Repeat the material exactly as it appears.

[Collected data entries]
***

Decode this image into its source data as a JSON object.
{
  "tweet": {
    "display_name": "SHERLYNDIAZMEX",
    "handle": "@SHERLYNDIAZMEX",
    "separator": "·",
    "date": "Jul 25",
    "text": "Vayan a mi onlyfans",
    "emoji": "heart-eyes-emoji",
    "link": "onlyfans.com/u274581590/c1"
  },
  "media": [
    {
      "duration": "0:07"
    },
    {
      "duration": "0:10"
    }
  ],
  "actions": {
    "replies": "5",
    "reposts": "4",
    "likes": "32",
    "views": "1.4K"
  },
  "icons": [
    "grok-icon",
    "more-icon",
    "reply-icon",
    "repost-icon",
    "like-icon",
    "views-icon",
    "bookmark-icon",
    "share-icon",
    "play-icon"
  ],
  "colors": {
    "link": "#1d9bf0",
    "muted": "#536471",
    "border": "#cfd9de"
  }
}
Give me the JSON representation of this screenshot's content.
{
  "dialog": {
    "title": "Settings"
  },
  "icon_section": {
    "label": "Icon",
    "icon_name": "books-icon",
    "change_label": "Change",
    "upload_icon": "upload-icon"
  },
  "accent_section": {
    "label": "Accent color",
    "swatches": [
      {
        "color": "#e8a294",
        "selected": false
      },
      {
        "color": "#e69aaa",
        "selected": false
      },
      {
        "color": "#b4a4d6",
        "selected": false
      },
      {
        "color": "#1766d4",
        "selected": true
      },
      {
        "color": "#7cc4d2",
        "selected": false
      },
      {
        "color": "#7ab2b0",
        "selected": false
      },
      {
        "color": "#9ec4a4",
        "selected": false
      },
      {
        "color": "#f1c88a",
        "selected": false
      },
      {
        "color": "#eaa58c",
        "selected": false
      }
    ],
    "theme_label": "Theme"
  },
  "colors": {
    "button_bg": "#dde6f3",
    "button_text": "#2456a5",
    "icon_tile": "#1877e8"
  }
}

***

Answer to this task
Decode this image into its source data as a JSON object.
{
  "tweet": {
    "display_name": "SHERLYNDIAZMEX",
    "handle": "@SHERLYNDIAZMEX",
    "separator": "·",
    "date": "Jul 25",
    "text": "Vayan a mi onlyfans",
    "emoji": "heart-eyes-emoji",
    "link": "onlyfans.com/u274581590/c1"
  },
  "media": [
    {
      "duration": "0:07"
    },
    {
      "duration": "0:10"
    }
  ],
  "actions": {
    "replies": "5",
    "reposts": "4",
    "likes": "32",
    "views": "1.4K"
  },
  "icons": [
    "grok-icon",
    "more-icon",
    "reply-icon",
    "repost-icon",
    "like-icon",
    "views-icon",
    "bookmark-icon",
    "share-icon",
    "play-icon"
  ],
  "colors": {
    "link": "#1d9bf0",
    "muted": "#536471",
    "border": "#cfd9de"
  }
}
Give me the JSON representation of this screenshot's content.
{
  "dialog": {
    "title": "Settings"
  },
  "icon_section": {
    "label": "Icon",
    "icon_name": "books-icon",
    "change_label": "Change",
    "upload_icon": "upload-icon"
  },
  "accent_section": {
    "label": "Accent color",
    "swatches": [
      {
        "color": "#e8a294",
        "selected": false
      },
      {
        "color": "#e69aaa",
        "selected": false
      },
      {
        "color": "#b4a4d6",
        "selected": false
      },
      {
        "color": "#1766d4",
        "selected": true
      },
      {
        "color": "#7cc4d2",
        "selected": false
      },
      {
        "color": "#7ab2b0",
        "selected": false
      },
      {
        "color": "#9ec4a4",
        "selected": false
      },
      {
        "color": "#f1c88a",
        "selected": false
      },
      {
        "color": "#eaa58c",
        "selected": false
      }
    ],
    "theme_label": "Theme"
  },
  "colors": {
    "button_bg": "#dde6f3",
    "button_text": "#2456a5",
    "icon_tile": "#1877e8"
  }
}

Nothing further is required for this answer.